--- PROBLEM ---
Output all of the records exactly as written.

[Stored data entries]
== == ==

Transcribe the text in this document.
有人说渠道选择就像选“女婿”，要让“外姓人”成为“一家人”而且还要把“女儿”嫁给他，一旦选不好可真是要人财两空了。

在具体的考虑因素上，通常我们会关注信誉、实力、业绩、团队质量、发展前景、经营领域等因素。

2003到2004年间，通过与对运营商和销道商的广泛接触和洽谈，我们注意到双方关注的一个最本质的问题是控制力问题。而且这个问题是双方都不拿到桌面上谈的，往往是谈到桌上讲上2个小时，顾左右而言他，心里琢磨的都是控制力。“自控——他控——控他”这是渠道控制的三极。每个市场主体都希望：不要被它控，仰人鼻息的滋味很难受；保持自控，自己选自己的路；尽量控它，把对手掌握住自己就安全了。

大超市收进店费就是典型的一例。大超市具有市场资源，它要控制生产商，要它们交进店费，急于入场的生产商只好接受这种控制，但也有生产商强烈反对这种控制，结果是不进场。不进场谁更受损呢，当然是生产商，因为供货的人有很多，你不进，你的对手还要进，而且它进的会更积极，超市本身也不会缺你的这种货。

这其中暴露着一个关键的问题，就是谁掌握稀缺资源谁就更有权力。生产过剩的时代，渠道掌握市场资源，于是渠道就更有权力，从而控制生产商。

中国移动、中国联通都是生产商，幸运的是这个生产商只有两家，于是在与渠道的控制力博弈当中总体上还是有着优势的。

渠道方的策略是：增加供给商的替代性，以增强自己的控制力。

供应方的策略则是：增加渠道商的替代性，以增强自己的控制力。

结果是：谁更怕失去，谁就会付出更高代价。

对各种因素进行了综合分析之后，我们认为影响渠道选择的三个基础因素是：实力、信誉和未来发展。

== == ==

--- FINISHED TASK ---
Transcribe the text in this document.
有人说渠道选择就像选“女婿”，要让“外姓人”成为“一家人”而且还要把“女儿”嫁给他，一旦选不好可真是要人财两空了。

在具体的考虑因素上，通常我们会关注信誉、实力、业绩、团队质量、发展前景、经营领域等因素。

2003到2004年间，通过与对运营商和销道商的广泛接触和洽谈，我们注意到双方关注的一个最本质的问题是控制力问题。而且这个问题是双方都不拿到桌面上谈的，往往是谈到桌上讲上2个小时，顾左右而言他，心里琢磨的都是控制力。“自控——他控——控他”这是渠道控制的三极。每个市场主体都希望：不要被它控，仰人鼻息的滋味很难受；保持自控，自己选自己的路；尽量控它，把对手掌握住自己就安全了。

大超市收进店费就是典型的一例。大超市具有市场资源，它要控制生产商，要它们交进店费，急于入场的生产商只好接受这种控制，但也有生产商强烈反对这种控制，结果是不进场。不进场谁更受损呢，当然是生产商，因为供货的人有很多，你不进，你的对手还要进，而且它进的会更积极，超市本身也不会缺你的这种货。

这其中暴露着一个关键的问题，就是谁掌握稀缺资源谁就更有权力。生产过剩的时代，渠道掌握市场资源，于是渠道就更有权力，从而控制生产商。

中国移动、中国联通都是生产商，幸运的是这个生产商只有两家，于是在与渠道的控制力博弈当中总体上还是有着优势的。

渠道方的策略是：增加供给商的替代性，以增强自己的控制力。

供应方的策略则是：增加渠道商的替代性，以增强自己的控制力。

结果是：谁更怕失去，谁就会付出更高代价。

对各种因素进行了综合分析之后，我们认为影响渠道选择的三个基础因素是：实力、信誉和未来发展。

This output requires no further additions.